Part of a data file:

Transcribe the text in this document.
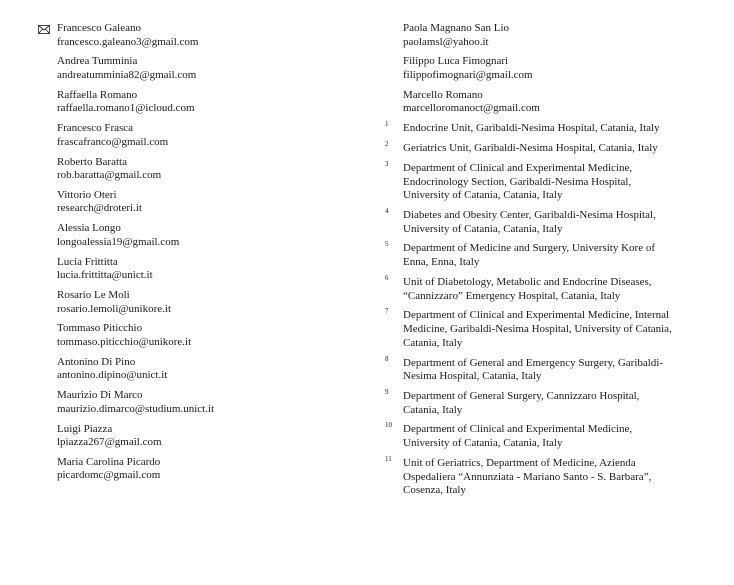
Francesco Galeano
francesco.galeano3@gmail.com
Andrea Tumminia
andreatumminia82@gmail.com
Raffaella Romano
raffaella.romano1@icloud.com
Francesco Frasca
frascafranco@gmail.com
Roberto Baratta
rob.baratta@gmail.com
Vittorio Oteri
research@droteri.it
Alessia Longo
longoalessia19@gmail.com
Lucia Frittitta
lucia.frittitta@unict.it
Rosario Le Moli
rosario.lemoli@unikore.it
Tommaso Piticchio
tommaso.piticchio@unikore.it
Antonino Di Pino
antonino.dipino@unict.it
Maurizio Di Marco
maurizio.dimarco@studium.unict.it
Luigi Piazza
lpiazza267@gmail.com
Maria Carolina Picardo
picardomc@gmail.com
Paola Magnano San Lio
paolamsl@yahoo.it
Filippo Luca Fimognari
filippofimognari@gmail.com
Marcello Romano
marcelloromanoct@gmail.com
1 Endocrine Unit, Garibaldi-Nesima Hospital, Catania, Italy
2 Geriatrics Unit, Garibaldi-Nesima Hospital, Catania, Italy
3 Department of Clinical and Experimental Medicine,
Endocrinology Section, Garibaldi-Nesima Hospital,
University of Catania, Catania, Italy
4 Diabetes and Obesity Center, Garibaldi-Nesima Hospital,
University of Catania, Catania, Italy
5 Department of Medicine and Surgery, University Kore of
Enna, Enna, Italy
6 Unit of Diabetology, Metabolic and Endocrine Diseases,
“Cannizzaro” Emergency Hospital, Catania, Italy
7 Department of Clinical and Experimental Medicine, Internal
Medicine, Garibaldi-Nesima Hospital, University of Catania,
Catania, Italy
8 Department of General and Emergency Surgery, Garibaldi-
Nesima Hospital, Catania, Italy
9 Department of General Surgery, Cannizzaro Hospital,
Catania, Italy
10 Department of Clinical and Experimental Medicine,
University of Catania, Catania, Italy
11 Unit of Geriatrics, Department of Medicine, Azienda
Ospedaliera “Annunziata - Mariano Santo - S. Barbara”,
Cosenza, Italy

Task requirements: Look through the material above and work out how many of its lines contain "Geriatrics". State the number only.

Task output: 2